■ **Your goal**:
Make an exact copy of all the material below, apart from the pictures.

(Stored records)

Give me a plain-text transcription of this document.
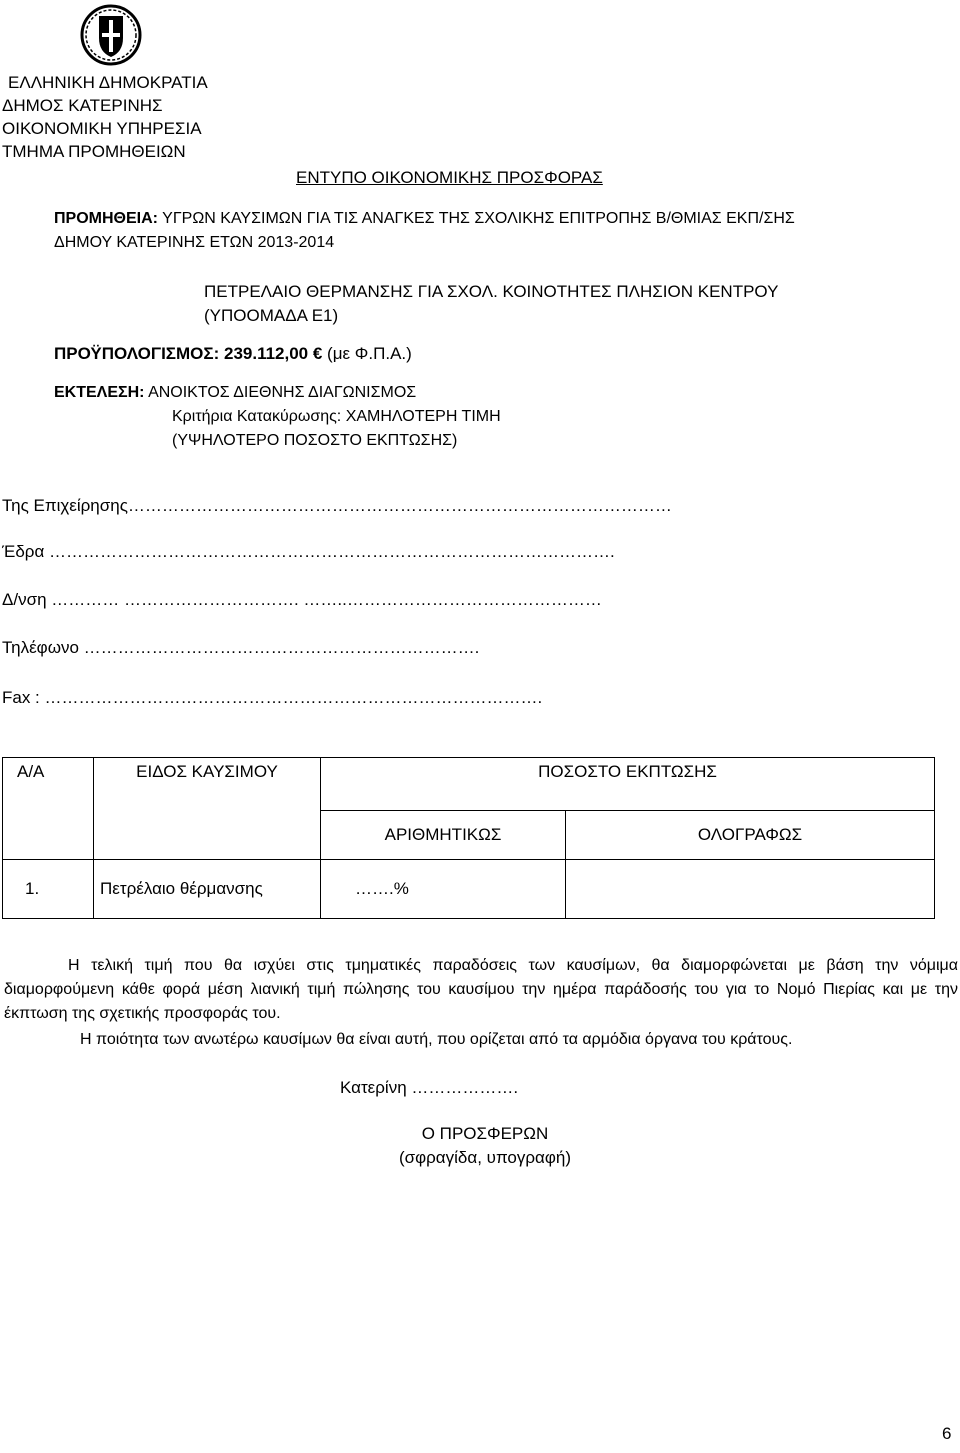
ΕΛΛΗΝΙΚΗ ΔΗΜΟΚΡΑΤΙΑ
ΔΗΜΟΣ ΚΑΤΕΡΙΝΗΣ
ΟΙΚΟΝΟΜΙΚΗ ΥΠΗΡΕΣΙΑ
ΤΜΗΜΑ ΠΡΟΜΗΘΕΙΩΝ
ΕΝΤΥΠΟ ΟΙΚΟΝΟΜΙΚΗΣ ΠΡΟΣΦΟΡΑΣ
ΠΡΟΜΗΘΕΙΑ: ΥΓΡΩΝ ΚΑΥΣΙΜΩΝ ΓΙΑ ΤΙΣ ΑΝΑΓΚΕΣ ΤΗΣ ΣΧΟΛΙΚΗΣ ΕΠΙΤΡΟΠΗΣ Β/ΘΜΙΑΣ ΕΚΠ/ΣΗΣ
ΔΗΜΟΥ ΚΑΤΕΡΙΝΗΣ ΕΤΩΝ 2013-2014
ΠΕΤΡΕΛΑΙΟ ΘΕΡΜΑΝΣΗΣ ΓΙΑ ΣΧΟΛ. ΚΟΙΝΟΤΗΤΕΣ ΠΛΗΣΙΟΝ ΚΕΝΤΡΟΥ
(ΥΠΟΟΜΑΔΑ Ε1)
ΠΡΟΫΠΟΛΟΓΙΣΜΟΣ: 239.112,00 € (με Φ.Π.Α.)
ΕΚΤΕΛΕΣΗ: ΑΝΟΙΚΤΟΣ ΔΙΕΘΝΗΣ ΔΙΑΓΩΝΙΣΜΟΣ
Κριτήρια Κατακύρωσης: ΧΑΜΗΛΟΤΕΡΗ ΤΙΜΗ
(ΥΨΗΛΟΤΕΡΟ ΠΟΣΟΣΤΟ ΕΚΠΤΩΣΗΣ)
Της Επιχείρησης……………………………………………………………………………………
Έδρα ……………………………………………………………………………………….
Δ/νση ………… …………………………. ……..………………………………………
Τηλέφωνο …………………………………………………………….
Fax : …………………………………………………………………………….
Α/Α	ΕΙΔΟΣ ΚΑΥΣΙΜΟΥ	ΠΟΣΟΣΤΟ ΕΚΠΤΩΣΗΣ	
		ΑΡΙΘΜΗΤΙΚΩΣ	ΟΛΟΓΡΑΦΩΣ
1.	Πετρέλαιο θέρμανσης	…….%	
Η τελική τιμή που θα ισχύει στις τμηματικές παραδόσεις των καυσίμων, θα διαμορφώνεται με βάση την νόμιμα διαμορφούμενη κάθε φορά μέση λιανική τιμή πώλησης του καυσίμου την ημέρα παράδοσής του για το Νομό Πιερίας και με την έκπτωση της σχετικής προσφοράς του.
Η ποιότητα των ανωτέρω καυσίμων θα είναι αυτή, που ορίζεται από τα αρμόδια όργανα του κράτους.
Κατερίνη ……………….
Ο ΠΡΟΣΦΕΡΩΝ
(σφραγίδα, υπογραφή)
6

■ **Answer to the problem**:
Give me a plain-text transcription of this document.
ΕΛΛΗΝΙΚΗ ΔΗΜΟΚΡΑΤΙΑ
ΔΗΜΟΣ ΚΑΤΕΡΙΝΗΣ
ΟΙΚΟΝΟΜΙΚΗ ΥΠΗΡΕΣΙΑ
ΤΜΗΜΑ ΠΡΟΜΗΘΕΙΩΝ
ΕΝΤΥΠΟ ΟΙΚΟΝΟΜΙΚΗΣ ΠΡΟΣΦΟΡΑΣ
ΠΡΟΜΗΘΕΙΑ: ΥΓΡΩΝ ΚΑΥΣΙΜΩΝ ΓΙΑ ΤΙΣ ΑΝΑΓΚΕΣ ΤΗΣ ΣΧΟΛΙΚΗΣ ΕΠΙΤΡΟΠΗΣ Β/ΘΜΙΑΣ ΕΚΠ/ΣΗΣ
ΔΗΜΟΥ ΚΑΤΕΡΙΝΗΣ ΕΤΩΝ 2013-2014
ΠΕΤΡΕΛΑΙΟ ΘΕΡΜΑΝΣΗΣ ΓΙΑ ΣΧΟΛ. ΚΟΙΝΟΤΗΤΕΣ ΠΛΗΣΙΟΝ ΚΕΝΤΡΟΥ
(ΥΠΟΟΜΑΔΑ Ε1)
ΠΡΟΫΠΟΛΟΓΙΣΜΟΣ: 239.112,00 € (με Φ.Π.Α.)
ΕΚΤΕΛΕΣΗ: ΑΝΟΙΚΤΟΣ ΔΙΕΘΝΗΣ ΔΙΑΓΩΝΙΣΜΟΣ
Κριτήρια Κατακύρωσης: ΧΑΜΗΛΟΤΕΡΗ ΤΙΜΗ
(ΥΨΗΛΟΤΕΡΟ ΠΟΣΟΣΤΟ ΕΚΠΤΩΣΗΣ)
Της Επιχείρησης……………………………………………………………………………………
Έδρα ……………………………………………………………………………………….
Δ/νση ………… …………………………. ……..………………………………………
Τηλέφωνο …………………………………………………………….
Fax : …………………………………………………………………………….
Α/Α	ΕΙΔΟΣ ΚΑΥΣΙΜΟΥ	ΠΟΣΟΣΤΟ ΕΚΠΤΩΣΗΣ	
		ΑΡΙΘΜΗΤΙΚΩΣ	ΟΛΟΓΡΑΦΩΣ
1.	Πετρέλαιο θέρμανσης	…….%	
Η τελική τιμή που θα ισχύει στις τμηματικές παραδόσεις των καυσίμων, θα διαμορφώνεται με βάση την νόμιμα διαμορφούμενη κάθε φορά μέση λιανική τιμή πώλησης του καυσίμου την ημέρα παράδοσής του για το Νομό Πιερίας και με την έκπτωση της σχετικής προσφοράς του.
Η ποιότητα των ανωτέρω καυσίμων θα είναι αυτή, που ορίζεται από τα αρμόδια όργανα του κράτους.
Κατερίνη ……………….
Ο ΠΡΟΣΦΕΡΩΝ
(σφραγίδα, υπογραφή)
6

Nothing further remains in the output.